AIM OF THE EXERCISE
Wherever the word "wieku" appears in a line, extract that line.

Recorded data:
- - -

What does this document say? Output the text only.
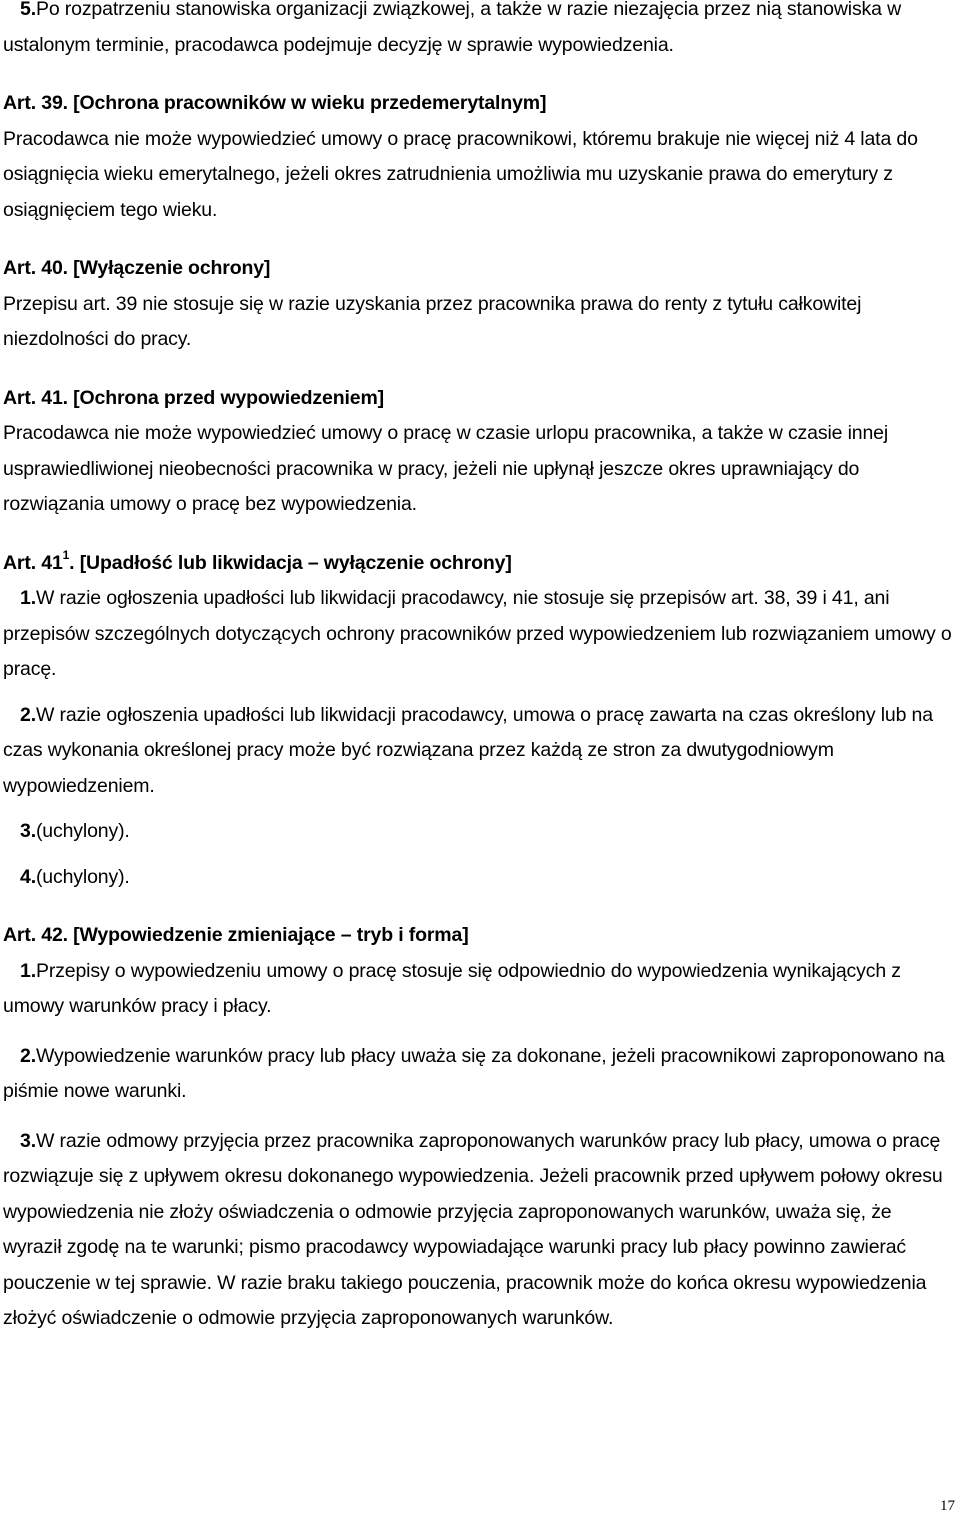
5.Po rozpatrzeniu stanowiska organizacji związkowej, a także w razie niezajęcia przez nią stanowiska w ustalonym terminie, pracodawca podejmuje decyzję w sprawie wypowiedzenia.

Art. 39. [Ochrona pracowników w wieku przedemerytalnym]

Pracodawca nie może wypowiedzieć umowy o pracę pracownikowi, któremu brakuje nie więcej niż 4 lata do osiągnięcia wieku emerytalnego, jeżeli okres zatrudnienia umożliwia mu uzyskanie prawa do emerytury z osiągnięciem tego wieku.

Art. 40. [Wyłączenie ochrony]

Przepisu art. 39 nie stosuje się w razie uzyskania przez pracownika prawa do renty z tytułu całkowitej niezdolności do pracy.

Art. 41. [Ochrona przed wypowiedzeniem]

Pracodawca nie może wypowiedzieć umowy o pracę w czasie urlopu pracownika, a także w czasie innej usprawiedliwionej nieobecności pracownika w pracy, jeżeli nie upłynął jeszcze okres uprawniający do rozwiązania umowy o pracę bez wypowiedzenia.

Art. $41^1$. [Upadłość lub likwidacja – wyłączenie ochrony]

1.W razie ogłoszenia upadłości lub likwidacji pracodawcy, nie stosuje się przepisów art. 38, 39 i 41, ani przepisów szczególnych dotyczących ochrony pracowników przed wypowiedzeniem lub rozwiązaniem umowy o pracę.

2.W razie ogłoszenia upadłości lub likwidacji pracodawcy, umowa o pracę zawarta na czas określony lub na czas wykonania określonej pracy może być rozwiązana przez każdą ze stron za dwutygodniowym wypowiedzeniem.

3.(uchylony).

4.(uchylony).

Art. 42. [Wypowiedzenie zmieniające – tryb i forma]

1.Przepisy o wypowiedzeniu umowy o pracę stosuje się odpowiednio do wypowiedzenia wynikających z umowy warunków pracy i płacy.

2.Wypowiedzenie warunków pracy lub płacy uważa się za dokonane, jeżeli pracownikowi zaproponowano na piśmie nowe warunki.

3.W razie odmowy przyjęcia przez pracownika zaproponowanych warunków pracy lub płacy, umowa o pracę rozwiązuje się z upływem okresu dokonanego wypowiedzenia. Jeżeli pracownik przed upływem połowy okresu wypowiedzenia nie złoży oświadczenia o odmowie przyjęcia zaproponowanych warunków, uważa się, że wyraził zgodę na te warunki; pismo pracodawcy wypowiadające warunki pracy lub płacy powinno zawierać pouczenie w tej sprawie. W razie braku takiego pouczenia, pracownik może do końca okresu wypowiedzenia złożyć oświadczenie o odmowie przyjęcia zaproponowanych warunków.

17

- - -

OUTPUT FOR THIS EXERCISE
Art. 39. [Ochrona pracowników w wieku przedemerytalnym]
Pracodawca nie może wypowiedzieć umowy o pracę pracownikowi, któremu brakuje nie więcej niż 4 lata do osiągnięcia wieku emerytalnego, jeżeli okres zatrudnienia umożliwia mu uzyskanie prawa do emerytury z osiągnięciem tego wieku.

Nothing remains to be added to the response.